WHAT YOU HAVE TO DO
Write the data out again, exactly as given.

Records from a dataset
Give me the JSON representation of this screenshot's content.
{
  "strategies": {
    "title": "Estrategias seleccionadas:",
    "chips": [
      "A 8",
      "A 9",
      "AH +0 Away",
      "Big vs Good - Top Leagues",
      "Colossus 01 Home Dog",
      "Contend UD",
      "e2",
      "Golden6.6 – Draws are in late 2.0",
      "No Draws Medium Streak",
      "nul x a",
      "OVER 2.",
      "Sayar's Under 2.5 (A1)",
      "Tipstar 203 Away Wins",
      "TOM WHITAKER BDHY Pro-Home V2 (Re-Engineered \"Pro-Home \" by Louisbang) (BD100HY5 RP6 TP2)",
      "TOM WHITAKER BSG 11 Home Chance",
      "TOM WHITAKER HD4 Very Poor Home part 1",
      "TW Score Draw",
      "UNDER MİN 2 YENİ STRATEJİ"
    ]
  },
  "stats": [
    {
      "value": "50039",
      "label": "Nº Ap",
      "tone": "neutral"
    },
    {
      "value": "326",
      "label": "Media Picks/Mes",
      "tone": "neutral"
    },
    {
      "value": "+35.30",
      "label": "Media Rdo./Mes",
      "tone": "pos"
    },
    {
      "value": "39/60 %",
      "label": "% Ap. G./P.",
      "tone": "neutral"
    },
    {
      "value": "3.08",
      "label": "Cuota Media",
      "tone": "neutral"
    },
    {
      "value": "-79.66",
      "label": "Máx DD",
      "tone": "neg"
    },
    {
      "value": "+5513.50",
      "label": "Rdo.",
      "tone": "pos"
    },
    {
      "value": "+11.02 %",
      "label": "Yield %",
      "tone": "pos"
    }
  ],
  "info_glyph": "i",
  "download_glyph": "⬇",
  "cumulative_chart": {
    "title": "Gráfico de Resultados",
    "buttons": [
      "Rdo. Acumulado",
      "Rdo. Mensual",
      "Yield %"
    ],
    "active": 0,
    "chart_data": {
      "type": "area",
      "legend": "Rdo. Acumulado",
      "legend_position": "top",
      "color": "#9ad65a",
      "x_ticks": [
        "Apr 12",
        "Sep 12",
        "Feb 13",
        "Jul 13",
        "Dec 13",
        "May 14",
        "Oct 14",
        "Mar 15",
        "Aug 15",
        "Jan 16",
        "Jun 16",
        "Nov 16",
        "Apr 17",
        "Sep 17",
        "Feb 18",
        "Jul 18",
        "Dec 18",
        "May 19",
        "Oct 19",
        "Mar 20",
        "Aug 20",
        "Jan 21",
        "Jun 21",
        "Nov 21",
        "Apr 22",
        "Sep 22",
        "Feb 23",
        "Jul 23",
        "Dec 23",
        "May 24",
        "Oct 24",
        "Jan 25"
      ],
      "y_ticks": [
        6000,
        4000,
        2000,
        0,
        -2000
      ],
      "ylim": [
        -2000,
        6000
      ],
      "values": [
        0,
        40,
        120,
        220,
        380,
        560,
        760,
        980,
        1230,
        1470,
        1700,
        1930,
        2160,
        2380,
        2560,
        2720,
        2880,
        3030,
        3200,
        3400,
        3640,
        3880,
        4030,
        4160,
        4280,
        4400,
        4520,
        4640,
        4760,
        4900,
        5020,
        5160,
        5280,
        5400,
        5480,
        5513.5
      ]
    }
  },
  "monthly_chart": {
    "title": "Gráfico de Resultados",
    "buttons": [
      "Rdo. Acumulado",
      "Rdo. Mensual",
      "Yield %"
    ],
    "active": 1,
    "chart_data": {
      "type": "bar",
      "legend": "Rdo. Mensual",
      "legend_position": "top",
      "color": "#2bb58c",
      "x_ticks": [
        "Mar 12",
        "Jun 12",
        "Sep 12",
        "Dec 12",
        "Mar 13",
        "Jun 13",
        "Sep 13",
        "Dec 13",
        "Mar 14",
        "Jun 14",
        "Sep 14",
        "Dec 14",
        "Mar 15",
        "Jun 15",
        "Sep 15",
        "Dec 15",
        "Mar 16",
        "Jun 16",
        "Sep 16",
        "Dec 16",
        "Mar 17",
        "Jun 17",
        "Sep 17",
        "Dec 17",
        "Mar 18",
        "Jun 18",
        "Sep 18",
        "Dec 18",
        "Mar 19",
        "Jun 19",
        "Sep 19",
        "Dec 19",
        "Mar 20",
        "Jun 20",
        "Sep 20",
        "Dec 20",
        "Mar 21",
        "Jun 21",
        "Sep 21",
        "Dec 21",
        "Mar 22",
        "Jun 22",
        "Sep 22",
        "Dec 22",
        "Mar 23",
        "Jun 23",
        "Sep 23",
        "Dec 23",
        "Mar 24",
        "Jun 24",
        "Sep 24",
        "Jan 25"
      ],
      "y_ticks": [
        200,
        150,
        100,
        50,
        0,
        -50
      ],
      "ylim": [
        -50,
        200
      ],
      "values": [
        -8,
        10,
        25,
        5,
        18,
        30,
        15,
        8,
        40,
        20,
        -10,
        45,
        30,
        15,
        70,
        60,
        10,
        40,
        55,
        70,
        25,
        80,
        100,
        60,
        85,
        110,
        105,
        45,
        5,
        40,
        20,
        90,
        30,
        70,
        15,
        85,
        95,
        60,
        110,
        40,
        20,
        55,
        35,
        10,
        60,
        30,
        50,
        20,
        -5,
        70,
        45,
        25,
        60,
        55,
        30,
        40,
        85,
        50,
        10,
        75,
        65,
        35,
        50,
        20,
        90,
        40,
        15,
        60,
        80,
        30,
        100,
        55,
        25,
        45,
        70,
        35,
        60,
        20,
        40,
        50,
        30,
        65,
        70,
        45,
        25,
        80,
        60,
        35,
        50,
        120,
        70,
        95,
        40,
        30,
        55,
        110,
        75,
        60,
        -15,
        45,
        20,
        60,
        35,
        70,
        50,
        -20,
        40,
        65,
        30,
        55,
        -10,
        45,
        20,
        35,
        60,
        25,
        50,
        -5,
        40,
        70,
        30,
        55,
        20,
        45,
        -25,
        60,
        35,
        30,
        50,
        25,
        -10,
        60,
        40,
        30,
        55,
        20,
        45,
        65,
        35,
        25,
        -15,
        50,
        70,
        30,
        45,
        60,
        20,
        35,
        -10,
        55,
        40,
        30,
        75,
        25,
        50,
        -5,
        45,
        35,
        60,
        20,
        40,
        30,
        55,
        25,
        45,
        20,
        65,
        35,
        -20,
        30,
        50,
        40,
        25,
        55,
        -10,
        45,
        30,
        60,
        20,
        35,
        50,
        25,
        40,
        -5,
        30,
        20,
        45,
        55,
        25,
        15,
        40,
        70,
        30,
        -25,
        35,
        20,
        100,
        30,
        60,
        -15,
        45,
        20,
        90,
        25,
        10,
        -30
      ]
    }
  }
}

WRITTEN REPLY
Give me the JSON representation of this screenshot's content.
{
  "strategies": {
    "title": "Estrategias seleccionadas:",
    "chips": [
      "A 8",
      "A 9",
      "AH +0 Away",
      "Big vs Good - Top Leagues",
      "Colossus 01 Home Dog",
      "Contend UD",
      "e2",
      "Golden6.6 – Draws are in late 2.0",
      "No Draws Medium Streak",
      "nul x a",
      "OVER 2.",
      "Sayar's Under 2.5 (A1)",
      "Tipstar 203 Away Wins",
      "TOM WHITAKER BDHY Pro-Home V2 (Re-Engineered \"Pro-Home \" by Louisbang) (BD100HY5 RP6 TP2)",
      "TOM WHITAKER BSG 11 Home Chance",
      "TOM WHITAKER HD4 Very Poor Home part 1",
      "TW Score Draw",
      "UNDER MİN 2 YENİ STRATEJİ"
    ]
  },
  "stats": [
    {
      "value": "50039",
      "label": "Nº Ap",
      "tone": "neutral"
    },
    {
      "value": "326",
      "label": "Media Picks/Mes",
      "tone": "neutral"
    },
    {
      "value": "+35.30",
      "label": "Media Rdo./Mes",
      "tone": "pos"
    },
    {
      "value": "39/60 %",
      "label": "% Ap. G./P.",
      "tone": "neutral"
    },
    {
      "value": "3.08",
      "label": "Cuota Media",
      "tone": "neutral"
    },
    {
      "value": "-79.66",
      "label": "Máx DD",
      "tone": "neg"
    },
    {
      "value": "+5513.50",
      "label": "Rdo.",
      "tone": "pos"
    },
    {
      "value": "+11.02 %",
      "label": "Yield %",
      "tone": "pos"
    }
  ],
  "info_glyph": "i",
  "download_glyph": "⬇",
  "cumulative_chart": {
    "title": "Gráfico de Resultados",
    "buttons": [
      "Rdo. Acumulado",
      "Rdo. Mensual",
      "Yield %"
    ],
    "active": 0,
    "chart_data": {
      "type": "area",
      "legend": "Rdo. Acumulado",
      "legend_position": "top",
      "color": "#9ad65a",
      "x_ticks": [
        "Apr 12",
        "Sep 12",
        "Feb 13",
        "Jul 13",
        "Dec 13",
        "May 14",
        "Oct 14",
        "Mar 15",
        "Aug 15",
        "Jan 16",
        "Jun 16",
        "Nov 16",
        "Apr 17",
        "Sep 17",
        "Feb 18",
        "Jul 18",
        "Dec 18",
        "May 19",
        "Oct 19",
        "Mar 20",
        "Aug 20",
        "Jan 21",
        "Jun 21",
        "Nov 21",
        "Apr 22",
        "Sep 22",
        "Feb 23",
        "Jul 23",
        "Dec 23",
        "May 24",
        "Oct 24",
        "Jan 25"
      ],
      "y_ticks": [
        6000,
        4000,
        2000,
        0,
        -2000
      ],
      "ylim": [
        -2000,
        6000
      ],
      "values": [
        0,
        40,
        120,
        220,
        380,
        560,
        760,
        980,
        1230,
        1470,
        1700,
        1930,
        2160,
        2380,
        2560,
        2720,
        2880,
        3030,
        3200,
        3400,
        3640,
        3880,
        4030,
        4160,
        4280,
        4400,
        4520,
        4640,
        4760,
        4900,
        5020,
        5160,
        5280,
        5400,
        5480,
        5513.5
      ]
    }
  },
  "monthly_chart": {
    "title": "Gráfico de Resultados",
    "buttons": [
      "Rdo. Acumulado",
      "Rdo. Mensual",
      "Yield %"
    ],
    "active": 1,
    "chart_data": {
      "type": "bar",
      "legend": "Rdo. Mensual",
      "legend_position": "top",
      "color": "#2bb58c",
      "x_ticks": [
        "Mar 12",
        "Jun 12",
        "Sep 12",
        "Dec 12",
        "Mar 13",
        "Jun 13",
        "Sep 13",
        "Dec 13",
        "Mar 14",
        "Jun 14",
        "Sep 14",
        "Dec 14",
        "Mar 15",
        "Jun 15",
        "Sep 15",
        "Dec 15",
        "Mar 16",
        "Jun 16",
        "Sep 16",
        "Dec 16",
        "Mar 17",
        "Jun 17",
        "Sep 17",
        "Dec 17",
        "Mar 18",
        "Jun 18",
        "Sep 18",
        "Dec 18",
        "Mar 19",
        "Jun 19",
        "Sep 19",
        "Dec 19",
        "Mar 20",
        "Jun 20",
        "Sep 20",
        "Dec 20",
        "Mar 21",
        "Jun 21",
        "Sep 21",
        "Dec 21",
        "Mar 22",
        "Jun 22",
        "Sep 22",
        "Dec 22",
        "Mar 23",
        "Jun 23",
        "Sep 23",
        "Dec 23",
        "Mar 24",
        "Jun 24",
        "Sep 24",
        "Jan 25"
      ],
      "y_ticks": [
        200,
        150,
        100,
        50,
        0,
        -50
      ],
      "ylim": [
        -50,
        200
      ],
      "values": [
        -8,
        10,
        25,
        5,
        18,
        30,
        15,
        8,
        40,
        20,
        -10,
        45,
        30,
        15,
        70,
        60,
        10,
        40,
        55,
        70,
        25,
        80,
        100,
        60,
        85,
        110,
        105,
        45,
        5,
        40,
        20,
        90,
        30,
        70,
        15,
        85,
        95,
        60,
        110,
        40,
        20,
        55,
        35,
        10,
        60,
        30,
        50,
        20,
        -5,
        70,
        45,
        25,
        60,
        55,
        30,
        40,
        85,
        50,
        10,
        75,
        65,
        35,
        50,
        20,
        90,
        40,
        15,
        60,
        80,
        30,
        100,
        55,
        25,
        45,
        70,
        35,
        60,
        20,
        40,
        50,
        30,
        65,
        70,
        45,
        25,
        80,
        60,
        35,
        50,
        120,
        70,
        95,
        40,
        30,
        55,
        110,
        75,
        60,
        -15,
        45,
        20,
        60,
        35,
        70,
        50,
        -20,
        40,
        65,
        30,
        55,
        -10,
        45,
        20,
        35,
        60,
        25,
        50,
        -5,
        40,
        70,
        30,
        55,
        20,
        45,
        -25,
        60,
        35,
        30,
        50,
        25,
        -10,
        60,
        40,
        30,
        55,
        20,
        45,
        65,
        35,
        25,
        -15,
        50,
        70,
        30,
        45,
        60,
        20,
        35,
        -10,
        55,
        40,
        30,
        75,
        25,
        50,
        -5,
        45,
        35,
        60,
        20,
        40,
        30,
        55,
        25,
        45,
        20,
        65,
        35,
        -20,
        30,
        50,
        40,
        25,
        55,
        -10,
        45,
        30,
        60,
        20,
        35,
        50,
        25,
        40,
        -5,
        30,
        20,
        45,
        55,
        25,
        15,
        40,
        70,
        30,
        -25,
        35,
        20,
        100,
        30,
        60,
        -15,
        45,
        20,
        90,
        25,
        10,
        -30
      ]
    }
  }
}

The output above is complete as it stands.